» Exercise prompt: Transcribe the material exactly. Images do not belong in the copy.

[Records that describe figures]
+ + + + + + +
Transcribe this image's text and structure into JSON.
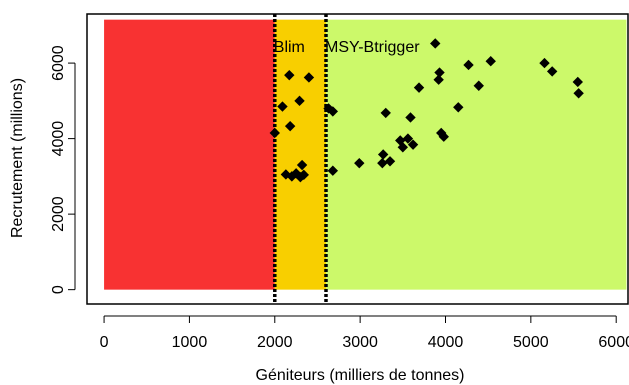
{
  "chart_data": {
    "type": "scatter",
    "title": "",
    "xlabel": "Géniteurs (milliers de tonnes)",
    "ylabel": "Recrutement (millions)",
    "xlim": [
      -200,
      6150
    ],
    "ylim": [
      -380,
      7300
    ],
    "x_ticks": [
      0,
      1000,
      2000,
      3000,
      4000,
      5000,
      6000
    ],
    "y_ticks": [
      0,
      2000,
      4000,
      6000
    ],
    "grid": false,
    "legend": "none",
    "zones": [
      {
        "from": 0,
        "to": 2000,
        "y_from": 0,
        "y_to": 7150,
        "color": "#f83232"
      },
      {
        "from": 2000,
        "to": 2600,
        "y_from": 0,
        "y_to": 7150,
        "color": "#f8cf00"
      },
      {
        "from": 2600,
        "to": 6120,
        "y_from": 0,
        "y_to": 7150,
        "color": "#ccf96a"
      }
    ],
    "reference_lines": [
      {
        "label": "Blim",
        "x": 2000,
        "style": "dotted",
        "color": "#000000"
      },
      {
        "label": "MSY-Btrigger",
        "x": 2600,
        "style": "dotted",
        "color": "#000000"
      }
    ],
    "marker": "diamond",
    "marker_color": "#000000",
    "points": [
      {
        "x": 2000,
        "y": 4150
      },
      {
        "x": 2090,
        "y": 4850
      },
      {
        "x": 2130,
        "y": 3050
      },
      {
        "x": 2170,
        "y": 5680
      },
      {
        "x": 2180,
        "y": 4330
      },
      {
        "x": 2200,
        "y": 3000
      },
      {
        "x": 2250,
        "y": 3080
      },
      {
        "x": 2290,
        "y": 5000
      },
      {
        "x": 2300,
        "y": 2980
      },
      {
        "x": 2320,
        "y": 3300
      },
      {
        "x": 2340,
        "y": 3040
      },
      {
        "x": 2400,
        "y": 5620
      },
      {
        "x": 2630,
        "y": 4800
      },
      {
        "x": 2680,
        "y": 4720
      },
      {
        "x": 2680,
        "y": 3150
      },
      {
        "x": 2990,
        "y": 3350
      },
      {
        "x": 3260,
        "y": 3350
      },
      {
        "x": 3270,
        "y": 3580
      },
      {
        "x": 3300,
        "y": 4680
      },
      {
        "x": 3350,
        "y": 3400
      },
      {
        "x": 3470,
        "y": 3950
      },
      {
        "x": 3500,
        "y": 3770
      },
      {
        "x": 3560,
        "y": 4000
      },
      {
        "x": 3590,
        "y": 4560
      },
      {
        "x": 3620,
        "y": 3840
      },
      {
        "x": 3690,
        "y": 5350
      },
      {
        "x": 3880,
        "y": 6520
      },
      {
        "x": 3920,
        "y": 5560
      },
      {
        "x": 3930,
        "y": 5750
      },
      {
        "x": 3950,
        "y": 4150
      },
      {
        "x": 3980,
        "y": 4050
      },
      {
        "x": 4150,
        "y": 4830
      },
      {
        "x": 4270,
        "y": 5950
      },
      {
        "x": 4390,
        "y": 5400
      },
      {
        "x": 4530,
        "y": 6050
      },
      {
        "x": 5160,
        "y": 6000
      },
      {
        "x": 5250,
        "y": 5780
      },
      {
        "x": 5550,
        "y": 5500
      },
      {
        "x": 5560,
        "y": 5200
      }
    ]
  }
}
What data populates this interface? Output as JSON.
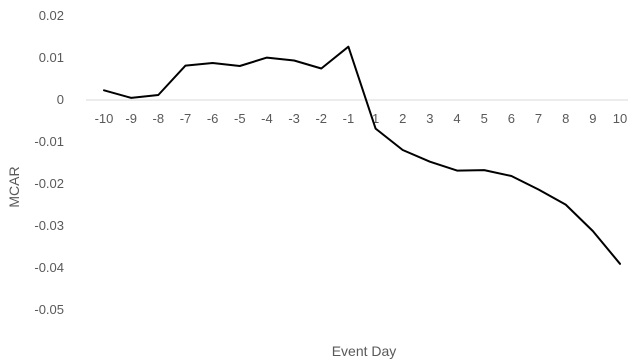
+ + + + + + +
» Answer to the problem:
Transcribe this image's text and structure into JSON.
{
  "chart_data": {
    "type": "scatter",
    "title": "",
    "xlabel": "Géniteurs (milliers de tonnes)",
    "ylabel": "Recrutement (millions)",
    "xlim": [
      -200,
      6150
    ],
    "ylim": [
      -380,
      7300
    ],
    "x_ticks": [
      0,
      1000,
      2000,
      3000,
      4000,
      5000,
      6000
    ],
    "y_ticks": [
      0,
      2000,
      4000,
      6000
    ],
    "grid": false,
    "legend": "none",
    "zones": [
      {
        "from": 0,
        "to": 2000,
        "y_from": 0,
        "y_to": 7150,
        "color": "#f83232"
      },
      {
        "from": 2000,
        "to": 2600,
        "y_from": 0,
        "y_to": 7150,
        "color": "#f8cf00"
      },
      {
        "from": 2600,
        "to": 6120,
        "y_from": 0,
        "y_to": 7150,
        "color": "#ccf96a"
      }
    ],
    "reference_lines": [
      {
        "label": "Blim",
        "x": 2000,
        "style": "dotted",
        "color": "#000000"
      },
      {
        "label": "MSY-Btrigger",
        "x": 2600,
        "style": "dotted",
        "color": "#000000"
      }
    ],
    "marker": "diamond",
    "marker_color": "#000000",
    "points": [
      {
        "x": 2000,
        "y": 4150
      },
      {
        "x": 2090,
        "y": 4850
      },
      {
        "x": 2130,
        "y": 3050
      },
      {
        "x": 2170,
        "y": 5680
      },
      {
        "x": 2180,
        "y": 4330
      },
      {
        "x": 2200,
        "y": 3000
      },
      {
        "x": 2250,
        "y": 3080
      },
      {
        "x": 2290,
        "y": 5000
      },
      {
        "x": 2300,
        "y": 2980
      },
      {
        "x": 2320,
        "y": 3300
      },
      {
        "x": 2340,
        "y": 3040
      },
      {
        "x": 2400,
        "y": 5620
      },
      {
        "x": 2630,
        "y": 4800
      },
      {
        "x": 2680,
        "y": 4720
      },
      {
        "x": 2680,
        "y": 3150
      },
      {
        "x": 2990,
        "y": 3350
      },
      {
        "x": 3260,
        "y": 3350
      },
      {
        "x": 3270,
        "y": 3580
      },
      {
        "x": 3300,
        "y": 4680
      },
      {
        "x": 3350,
        "y": 3400
      },
      {
        "x": 3470,
        "y": 3950
      },
      {
        "x": 3500,
        "y": 3770
      },
      {
        "x": 3560,
        "y": 4000
      },
      {
        "x": 3590,
        "y": 4560
      },
      {
        "x": 3620,
        "y": 3840
      },
      {
        "x": 3690,
        "y": 5350
      },
      {
        "x": 3880,
        "y": 6520
      },
      {
        "x": 3920,
        "y": 5560
      },
      {
        "x": 3930,
        "y": 5750
      },
      {
        "x": 3950,
        "y": 4150
      },
      {
        "x": 3980,
        "y": 4050
      },
      {
        "x": 4150,
        "y": 4830
      },
      {
        "x": 4270,
        "y": 5950
      },
      {
        "x": 4390,
        "y": 5400
      },
      {
        "x": 4530,
        "y": 6050
      },
      {
        "x": 5160,
        "y": 6000
      },
      {
        "x": 5250,
        "y": 5780
      },
      {
        "x": 5550,
        "y": 5500
      },
      {
        "x": 5560,
        "y": 5200
      }
    ]
  }
}
What data populates this interface? Output as JSON.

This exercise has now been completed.